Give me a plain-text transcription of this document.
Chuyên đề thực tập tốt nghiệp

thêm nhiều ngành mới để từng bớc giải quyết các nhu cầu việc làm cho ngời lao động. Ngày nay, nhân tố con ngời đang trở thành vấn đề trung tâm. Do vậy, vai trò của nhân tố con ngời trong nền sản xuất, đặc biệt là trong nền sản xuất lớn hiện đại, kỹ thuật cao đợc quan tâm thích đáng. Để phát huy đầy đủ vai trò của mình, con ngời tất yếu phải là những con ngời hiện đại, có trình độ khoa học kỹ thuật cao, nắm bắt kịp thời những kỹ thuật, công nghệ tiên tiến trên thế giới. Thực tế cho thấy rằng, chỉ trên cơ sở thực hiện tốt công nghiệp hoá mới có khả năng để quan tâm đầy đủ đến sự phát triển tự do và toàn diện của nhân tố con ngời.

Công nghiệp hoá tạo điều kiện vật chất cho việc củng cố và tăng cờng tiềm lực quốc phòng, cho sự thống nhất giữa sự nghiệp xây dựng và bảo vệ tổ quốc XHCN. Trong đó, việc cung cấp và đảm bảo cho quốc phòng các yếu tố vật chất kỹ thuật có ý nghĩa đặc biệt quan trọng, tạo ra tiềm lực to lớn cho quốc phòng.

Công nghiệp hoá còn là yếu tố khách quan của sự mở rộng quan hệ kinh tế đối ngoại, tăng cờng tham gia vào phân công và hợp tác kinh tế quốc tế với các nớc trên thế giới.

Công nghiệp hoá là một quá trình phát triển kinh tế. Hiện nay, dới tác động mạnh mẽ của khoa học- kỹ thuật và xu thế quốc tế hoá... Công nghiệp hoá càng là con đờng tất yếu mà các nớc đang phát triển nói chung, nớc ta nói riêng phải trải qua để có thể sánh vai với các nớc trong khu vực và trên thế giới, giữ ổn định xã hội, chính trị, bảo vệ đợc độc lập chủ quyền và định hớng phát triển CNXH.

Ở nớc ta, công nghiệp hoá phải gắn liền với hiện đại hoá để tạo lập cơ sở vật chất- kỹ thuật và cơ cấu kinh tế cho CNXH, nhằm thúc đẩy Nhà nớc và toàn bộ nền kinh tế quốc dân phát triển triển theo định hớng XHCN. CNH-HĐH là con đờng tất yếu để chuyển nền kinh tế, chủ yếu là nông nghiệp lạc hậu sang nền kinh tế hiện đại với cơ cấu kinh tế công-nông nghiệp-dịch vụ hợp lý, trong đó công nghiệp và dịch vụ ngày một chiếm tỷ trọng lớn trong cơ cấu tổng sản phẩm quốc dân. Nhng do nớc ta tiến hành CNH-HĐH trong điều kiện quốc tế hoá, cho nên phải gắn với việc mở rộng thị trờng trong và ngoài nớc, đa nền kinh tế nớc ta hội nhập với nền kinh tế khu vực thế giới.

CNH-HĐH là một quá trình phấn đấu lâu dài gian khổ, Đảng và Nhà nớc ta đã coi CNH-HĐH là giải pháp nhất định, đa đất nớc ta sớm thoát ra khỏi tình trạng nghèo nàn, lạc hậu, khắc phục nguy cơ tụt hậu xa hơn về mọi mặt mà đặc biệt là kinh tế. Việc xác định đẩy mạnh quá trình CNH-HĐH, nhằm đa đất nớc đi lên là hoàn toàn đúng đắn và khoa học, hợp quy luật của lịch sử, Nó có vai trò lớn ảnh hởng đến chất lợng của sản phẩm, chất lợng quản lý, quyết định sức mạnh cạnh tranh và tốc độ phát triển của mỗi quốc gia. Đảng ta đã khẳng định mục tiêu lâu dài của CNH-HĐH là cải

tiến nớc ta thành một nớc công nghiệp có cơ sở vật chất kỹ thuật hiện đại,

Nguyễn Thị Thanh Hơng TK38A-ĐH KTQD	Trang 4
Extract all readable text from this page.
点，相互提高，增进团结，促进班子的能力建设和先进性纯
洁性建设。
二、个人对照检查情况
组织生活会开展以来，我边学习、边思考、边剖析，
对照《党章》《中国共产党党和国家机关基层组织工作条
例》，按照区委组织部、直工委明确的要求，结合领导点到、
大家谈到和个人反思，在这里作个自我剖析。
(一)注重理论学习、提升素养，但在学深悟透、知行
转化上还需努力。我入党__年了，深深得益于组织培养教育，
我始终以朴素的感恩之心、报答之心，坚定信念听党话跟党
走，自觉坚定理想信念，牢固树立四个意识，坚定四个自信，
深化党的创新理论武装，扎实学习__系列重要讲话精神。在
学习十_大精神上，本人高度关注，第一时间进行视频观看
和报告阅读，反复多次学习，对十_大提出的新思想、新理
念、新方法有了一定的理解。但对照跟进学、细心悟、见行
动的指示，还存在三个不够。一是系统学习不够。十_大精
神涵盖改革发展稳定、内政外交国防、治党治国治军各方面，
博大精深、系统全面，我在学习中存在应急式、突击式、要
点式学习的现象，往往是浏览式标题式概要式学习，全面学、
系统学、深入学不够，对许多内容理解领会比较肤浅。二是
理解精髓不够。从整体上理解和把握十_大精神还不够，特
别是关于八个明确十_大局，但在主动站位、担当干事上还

Exercise details -> Nothing in the listing may be changed; retype it all exactly.

Finished exercise ->
Give me a plain-text transcription of this document.
Chuyên đề thực tập tốt nghiệp

thêm nhiều ngành mới để từng bớc giải quyết các nhu cầu việc làm cho ngời lao động. Ngày nay, nhân tố con ngời đang trở thành vấn đề trung tâm. Do vậy, vai trò của nhân tố con ngời trong nền sản xuất, đặc biệt là trong nền sản xuất lớn hiện đại, kỹ thuật cao đợc quan tâm thích đáng. Để phát huy đầy đủ vai trò của mình, con ngời tất yếu phải là những con ngời hiện đại, có trình độ khoa học kỹ thuật cao, nắm bắt kịp thời những kỹ thuật, công nghệ tiên tiến trên thế giới. Thực tế cho thấy rằng, chỉ trên cơ sở thực hiện tốt công nghiệp hoá mới có khả năng để quan tâm đầy đủ đến sự phát triển tự do và toàn diện của nhân tố con ngời.

Công nghiệp hoá tạo điều kiện vật chất cho việc củng cố và tăng cờng tiềm lực quốc phòng, cho sự thống nhất giữa sự nghiệp xây dựng và bảo vệ tổ quốc XHCN. Trong đó, việc cung cấp và đảm bảo cho quốc phòng các yếu tố vật chất kỹ thuật có ý nghĩa đặc biệt quan trọng, tạo ra tiềm lực to lớn cho quốc phòng.

Công nghiệp hoá còn là yếu tố khách quan của sự mở rộng quan hệ kinh tế đối ngoại, tăng cờng tham gia vào phân công và hợp tác kinh tế quốc tế với các nớc trên thế giới.

Công nghiệp hoá là một quá trình phát triển kinh tế. Hiện nay, dới tác động mạnh mẽ của khoa học- kỹ thuật và xu thế quốc tế hoá... Công nghiệp hoá càng là con đờng tất yếu mà các nớc đang phát triển nói chung, nớc ta nói riêng phải trải qua để có thể sánh vai với các nớc trong khu vực và trên thế giới, giữ ổn định xã hội, chính trị, bảo vệ đợc độc lập chủ quyền và định hớng phát triển CNXH.

Ở nớc ta, công nghiệp hoá phải gắn liền với hiện đại hoá để tạo lập cơ sở vật chất- kỹ thuật và cơ cấu kinh tế cho CNXH, nhằm thúc đẩy Nhà nớc và toàn bộ nền kinh tế quốc dân phát triển triển theo định hớng XHCN. CNH-HĐH là con đờng tất yếu để chuyển nền kinh tế, chủ yếu là nông nghiệp lạc hậu sang nền kinh tế hiện đại với cơ cấu kinh tế công-nông nghiệp-dịch vụ hợp lý, trong đó công nghiệp và dịch vụ ngày một chiếm tỷ trọng lớn trong cơ cấu tổng sản phẩm quốc dân. Nhng do nớc ta tiến hành CNH-HĐH trong điều kiện quốc tế hoá, cho nên phải gắn với việc mở rộng thị trờng trong và ngoài nớc, đa nền kinh tế nớc ta hội nhập với nền kinh tế khu vực thế giới.

CNH-HĐH là một quá trình phấn đấu lâu dài gian khổ, Đảng và Nhà nớc ta đã coi CNH-HĐH là giải pháp nhất định, đa đất nớc ta sớm thoát ra khỏi tình trạng nghèo nàn, lạc hậu, khắc phục nguy cơ tụt hậu xa hơn về mọi mặt mà đặc biệt là kinh tế. Việc xác định đẩy mạnh quá trình CNH-HĐH, nhằm đa đất nớc đi lên là hoàn toàn đúng đắn và khoa học, hợp quy luật của lịch sử, Nó có vai trò lớn ảnh hởng đến chất lợng của sản phẩm, chất lợng quản lý, quyết định sức mạnh cạnh tranh và tốc độ phát triển của mỗi quốc gia. Đảng ta đã khẳng định mục tiêu lâu dài của CNH-HĐH là cải

tiến nớc ta thành một nớc công nghiệp có cơ sở vật chất kỹ thuật hiện đại,

Nguyễn Thị Thanh Hơng TK38A-ĐH KTQD	Trang 4
Extract all readable text from this page.
点，相互提高，增进团结，促进班子的能力建设和先进性纯
洁性建设。
二、个人对照检查情况
组织生活会开展以来，我边学习、边思考、边剖析，
对照《党章》《中国共产党党和国家机关基层组织工作条
例》，按照区委组织部、直工委明确的要求，结合领导点到、
大家谈到和个人反思，在这里作个自我剖析。
(一)注重理论学习、提升素养，但在学深悟透、知行
转化上还需努力。我入党__年了，深深得益于组织培养教育，
我始终以朴素的感恩之心、报答之心，坚定信念听党话跟党
走，自觉坚定理想信念，牢固树立四个意识，坚定四个自信，
深化党的创新理论武装，扎实学习__系列重要讲话精神。在
学习十_大精神上，本人高度关注，第一时间进行视频观看
和报告阅读，反复多次学习，对十_大提出的新思想、新理
念、新方法有了一定的理解。但对照跟进学、细心悟、见行
动的指示，还存在三个不够。一是系统学习不够。十_大精
神涵盖改革发展稳定、内政外交国防、治党治国治军各方面，
博大精深、系统全面，我在学习中存在应急式、突击式、要
点式学习的现象，往往是浏览式标题式概要式学习，全面学、
系统学、深入学不够，对许多内容理解领会比较肤浅。二是
理解精髓不够。从整体上理解和把握十_大精神还不够，特
别是关于八个明确十_大局，但在主动站位、担当干事上还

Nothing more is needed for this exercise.